Figure data in JSON:
[start]
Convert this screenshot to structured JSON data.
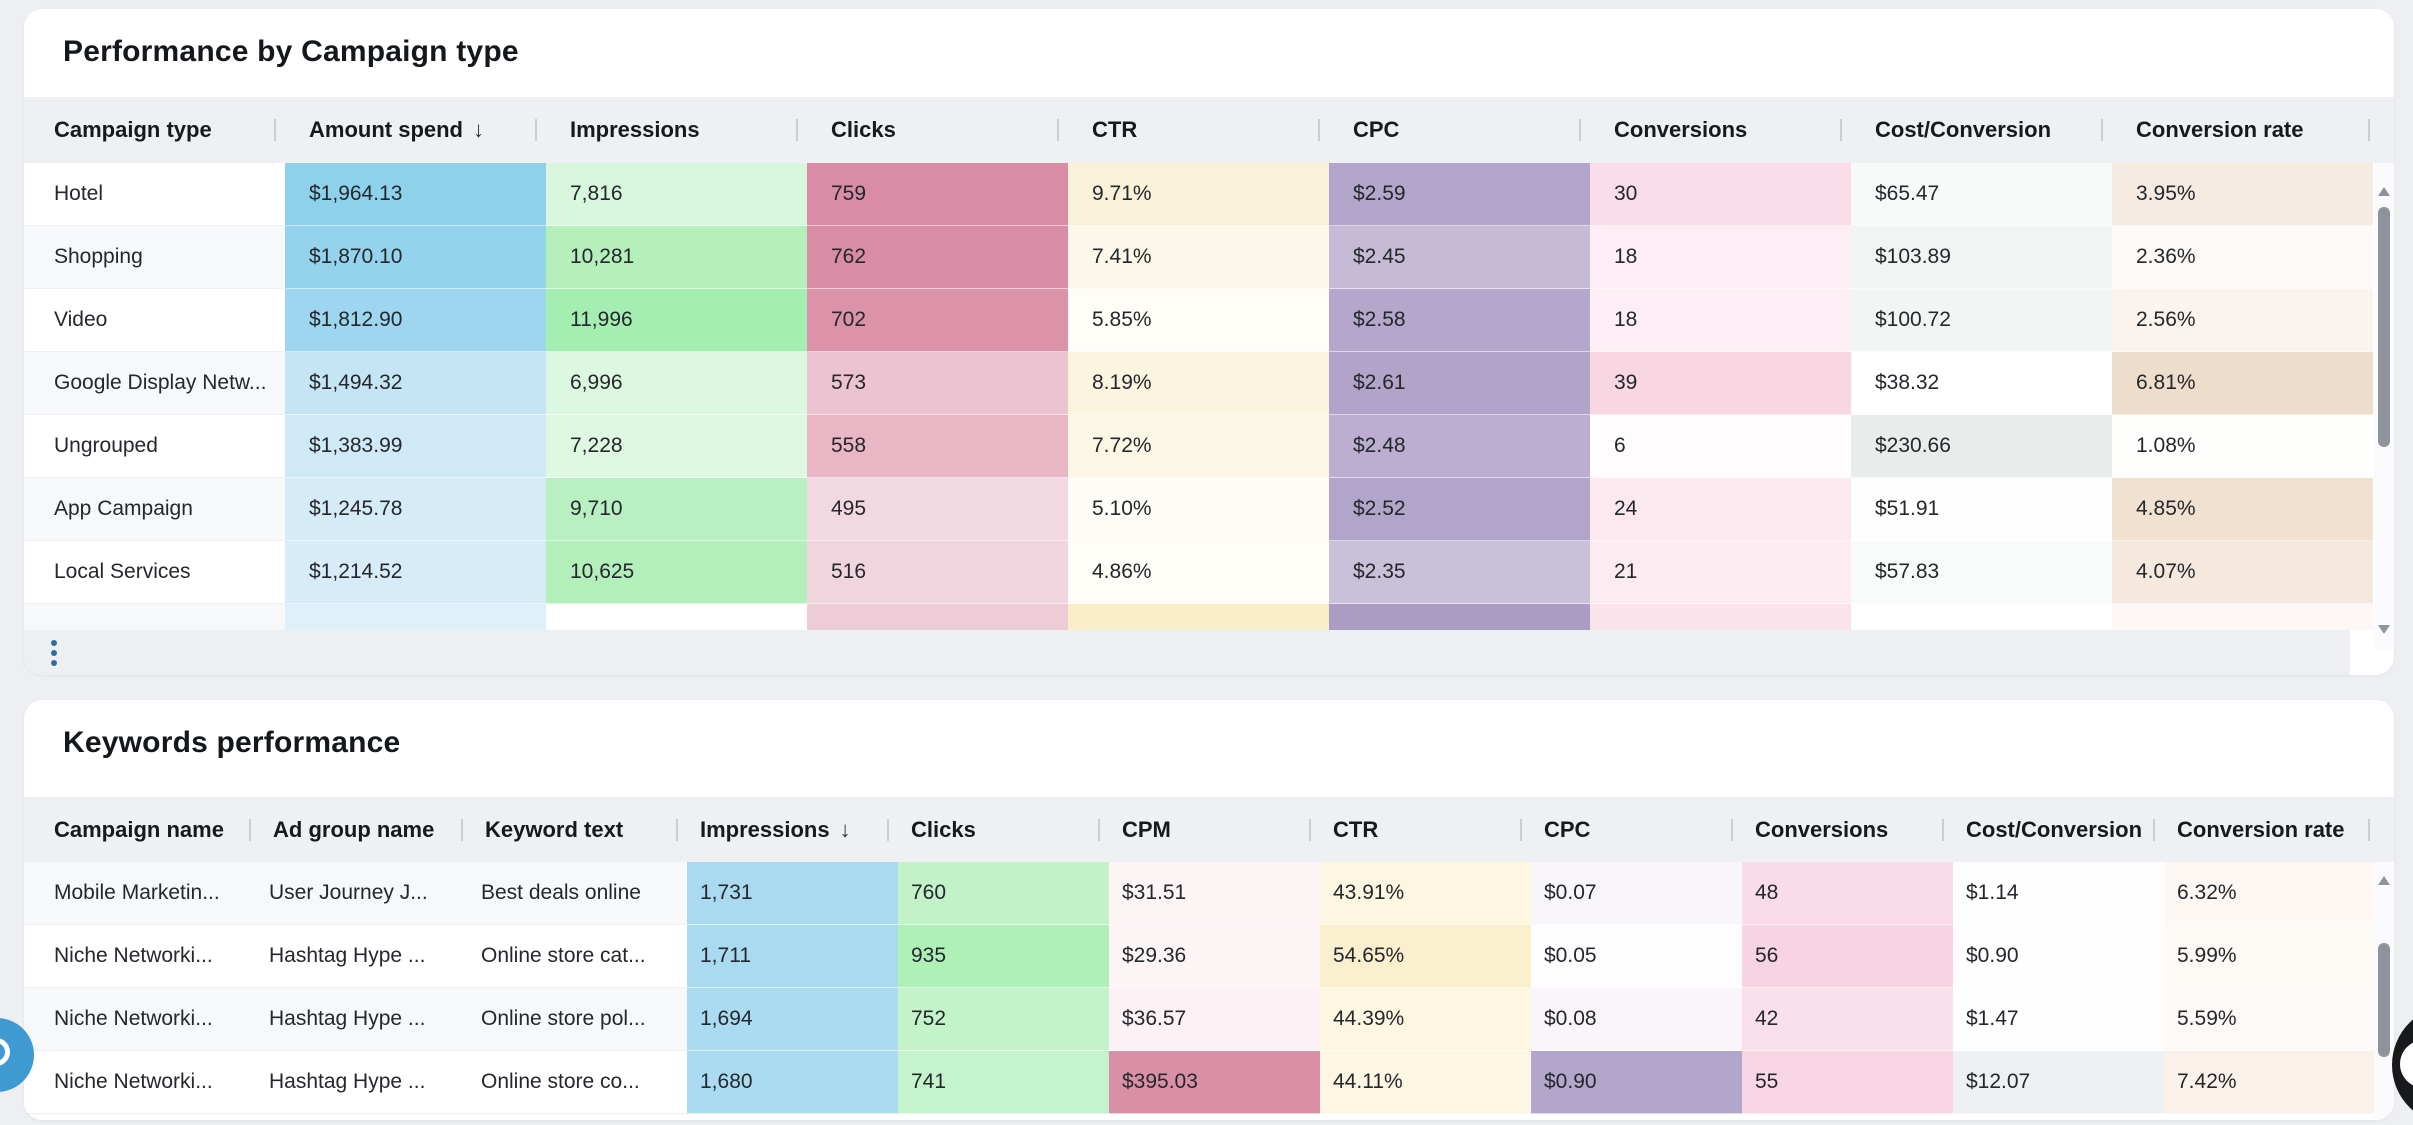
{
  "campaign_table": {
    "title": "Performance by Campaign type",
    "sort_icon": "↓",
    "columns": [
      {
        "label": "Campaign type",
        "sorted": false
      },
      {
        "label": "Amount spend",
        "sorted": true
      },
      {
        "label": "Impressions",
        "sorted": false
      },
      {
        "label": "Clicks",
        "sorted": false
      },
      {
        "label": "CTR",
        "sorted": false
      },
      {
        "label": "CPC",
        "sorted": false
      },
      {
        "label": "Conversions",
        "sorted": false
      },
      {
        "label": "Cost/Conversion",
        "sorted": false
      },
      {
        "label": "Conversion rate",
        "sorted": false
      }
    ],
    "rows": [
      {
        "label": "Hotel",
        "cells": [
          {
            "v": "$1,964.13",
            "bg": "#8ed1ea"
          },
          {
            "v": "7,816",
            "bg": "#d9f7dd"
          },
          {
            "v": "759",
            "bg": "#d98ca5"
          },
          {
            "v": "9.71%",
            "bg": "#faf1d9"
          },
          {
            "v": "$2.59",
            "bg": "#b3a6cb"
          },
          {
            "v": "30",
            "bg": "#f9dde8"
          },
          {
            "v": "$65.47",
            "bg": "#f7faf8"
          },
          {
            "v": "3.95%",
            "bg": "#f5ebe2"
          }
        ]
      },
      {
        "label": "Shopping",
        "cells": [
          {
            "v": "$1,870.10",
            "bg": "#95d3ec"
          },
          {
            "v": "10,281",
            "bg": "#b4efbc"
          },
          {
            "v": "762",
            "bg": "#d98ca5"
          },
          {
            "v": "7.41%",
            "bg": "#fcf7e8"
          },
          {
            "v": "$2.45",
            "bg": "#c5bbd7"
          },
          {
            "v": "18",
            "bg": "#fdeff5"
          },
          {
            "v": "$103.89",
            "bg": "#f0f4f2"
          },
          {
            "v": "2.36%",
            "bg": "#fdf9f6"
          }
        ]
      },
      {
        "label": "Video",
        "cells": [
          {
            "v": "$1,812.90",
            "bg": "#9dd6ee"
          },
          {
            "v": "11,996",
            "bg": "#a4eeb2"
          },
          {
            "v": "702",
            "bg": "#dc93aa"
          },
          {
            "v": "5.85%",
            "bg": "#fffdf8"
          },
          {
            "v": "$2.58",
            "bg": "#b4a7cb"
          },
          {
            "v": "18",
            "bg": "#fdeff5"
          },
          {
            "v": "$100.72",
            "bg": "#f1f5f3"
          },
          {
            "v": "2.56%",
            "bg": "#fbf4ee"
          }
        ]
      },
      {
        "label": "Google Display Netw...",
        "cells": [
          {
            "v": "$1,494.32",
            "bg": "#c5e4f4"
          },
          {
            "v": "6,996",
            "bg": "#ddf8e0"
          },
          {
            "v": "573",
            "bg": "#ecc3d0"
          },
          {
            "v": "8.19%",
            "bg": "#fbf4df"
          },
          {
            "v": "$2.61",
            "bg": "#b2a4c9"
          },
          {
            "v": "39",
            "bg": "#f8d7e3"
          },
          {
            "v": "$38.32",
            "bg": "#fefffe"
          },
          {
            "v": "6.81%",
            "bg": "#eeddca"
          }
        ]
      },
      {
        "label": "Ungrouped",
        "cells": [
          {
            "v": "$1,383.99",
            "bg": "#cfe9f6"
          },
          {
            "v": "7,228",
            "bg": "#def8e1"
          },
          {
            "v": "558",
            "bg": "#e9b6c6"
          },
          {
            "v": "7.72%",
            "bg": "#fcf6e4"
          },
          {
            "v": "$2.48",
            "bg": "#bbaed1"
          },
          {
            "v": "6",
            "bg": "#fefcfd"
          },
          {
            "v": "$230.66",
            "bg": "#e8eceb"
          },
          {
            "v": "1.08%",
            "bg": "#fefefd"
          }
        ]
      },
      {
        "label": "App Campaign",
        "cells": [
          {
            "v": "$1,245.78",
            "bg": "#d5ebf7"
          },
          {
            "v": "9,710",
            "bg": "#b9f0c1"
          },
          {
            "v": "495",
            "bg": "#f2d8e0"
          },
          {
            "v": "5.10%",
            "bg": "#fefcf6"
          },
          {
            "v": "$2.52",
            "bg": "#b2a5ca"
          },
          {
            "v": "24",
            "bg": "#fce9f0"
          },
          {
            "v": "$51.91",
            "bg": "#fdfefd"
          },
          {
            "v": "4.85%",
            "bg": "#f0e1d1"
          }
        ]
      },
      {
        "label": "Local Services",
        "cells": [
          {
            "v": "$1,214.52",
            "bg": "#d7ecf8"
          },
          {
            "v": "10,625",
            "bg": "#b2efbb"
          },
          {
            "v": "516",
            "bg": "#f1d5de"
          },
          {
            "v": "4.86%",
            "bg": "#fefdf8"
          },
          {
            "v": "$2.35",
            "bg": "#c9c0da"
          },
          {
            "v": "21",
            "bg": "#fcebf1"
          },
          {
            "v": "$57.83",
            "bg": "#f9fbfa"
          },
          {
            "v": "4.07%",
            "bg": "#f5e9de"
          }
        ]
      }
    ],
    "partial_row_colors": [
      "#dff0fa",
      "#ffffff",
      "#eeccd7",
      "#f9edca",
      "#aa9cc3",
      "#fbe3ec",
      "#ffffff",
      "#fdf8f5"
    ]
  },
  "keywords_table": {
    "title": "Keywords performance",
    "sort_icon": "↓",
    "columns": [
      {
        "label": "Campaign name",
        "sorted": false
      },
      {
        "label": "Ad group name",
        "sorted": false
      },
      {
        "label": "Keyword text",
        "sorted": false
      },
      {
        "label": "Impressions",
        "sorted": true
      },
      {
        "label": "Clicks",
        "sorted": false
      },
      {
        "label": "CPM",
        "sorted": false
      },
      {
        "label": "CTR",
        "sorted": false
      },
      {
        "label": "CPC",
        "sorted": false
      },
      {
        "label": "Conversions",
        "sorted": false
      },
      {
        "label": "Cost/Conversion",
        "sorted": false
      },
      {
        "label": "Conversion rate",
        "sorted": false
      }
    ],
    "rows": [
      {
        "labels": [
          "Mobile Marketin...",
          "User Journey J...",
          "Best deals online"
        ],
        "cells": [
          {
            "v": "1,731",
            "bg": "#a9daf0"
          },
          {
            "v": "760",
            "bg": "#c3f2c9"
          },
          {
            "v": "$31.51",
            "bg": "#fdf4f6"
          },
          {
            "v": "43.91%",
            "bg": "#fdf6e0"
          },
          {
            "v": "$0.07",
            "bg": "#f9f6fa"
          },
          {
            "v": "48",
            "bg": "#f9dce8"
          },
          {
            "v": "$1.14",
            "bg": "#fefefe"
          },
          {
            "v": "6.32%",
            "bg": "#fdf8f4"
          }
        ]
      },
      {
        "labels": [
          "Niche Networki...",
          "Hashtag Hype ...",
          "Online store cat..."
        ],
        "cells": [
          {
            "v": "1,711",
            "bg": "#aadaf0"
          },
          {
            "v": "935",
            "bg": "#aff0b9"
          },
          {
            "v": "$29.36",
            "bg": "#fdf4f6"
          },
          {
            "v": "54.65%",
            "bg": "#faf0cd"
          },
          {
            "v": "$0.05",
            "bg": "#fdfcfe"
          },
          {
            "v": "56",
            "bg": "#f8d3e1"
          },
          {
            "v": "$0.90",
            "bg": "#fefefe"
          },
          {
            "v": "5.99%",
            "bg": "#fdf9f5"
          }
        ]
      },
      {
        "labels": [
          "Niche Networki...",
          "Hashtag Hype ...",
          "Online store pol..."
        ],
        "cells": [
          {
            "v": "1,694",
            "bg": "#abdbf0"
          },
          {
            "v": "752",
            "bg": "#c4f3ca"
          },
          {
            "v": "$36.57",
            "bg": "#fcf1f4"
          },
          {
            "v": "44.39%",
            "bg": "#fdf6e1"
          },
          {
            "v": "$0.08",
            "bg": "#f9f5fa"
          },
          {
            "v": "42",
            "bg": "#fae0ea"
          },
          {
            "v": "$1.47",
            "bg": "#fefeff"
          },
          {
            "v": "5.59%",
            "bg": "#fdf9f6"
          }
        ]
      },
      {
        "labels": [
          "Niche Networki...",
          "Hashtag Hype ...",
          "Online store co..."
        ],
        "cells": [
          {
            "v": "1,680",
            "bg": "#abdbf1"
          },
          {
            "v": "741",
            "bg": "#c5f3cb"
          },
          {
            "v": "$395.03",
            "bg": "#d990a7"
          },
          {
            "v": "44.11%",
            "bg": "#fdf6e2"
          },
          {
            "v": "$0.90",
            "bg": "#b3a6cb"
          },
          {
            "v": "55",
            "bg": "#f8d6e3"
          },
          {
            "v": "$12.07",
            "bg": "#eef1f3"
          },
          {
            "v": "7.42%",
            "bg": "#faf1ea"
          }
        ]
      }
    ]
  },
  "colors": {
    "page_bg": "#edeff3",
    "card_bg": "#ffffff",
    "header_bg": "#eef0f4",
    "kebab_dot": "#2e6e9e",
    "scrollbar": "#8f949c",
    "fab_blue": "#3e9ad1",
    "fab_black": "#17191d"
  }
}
[end]
## Required task
Scan the entries above. Copy each line that has the string "title".

## Full solution
    "title": "Performance by Campaign type",
    "title": "Keywords performance",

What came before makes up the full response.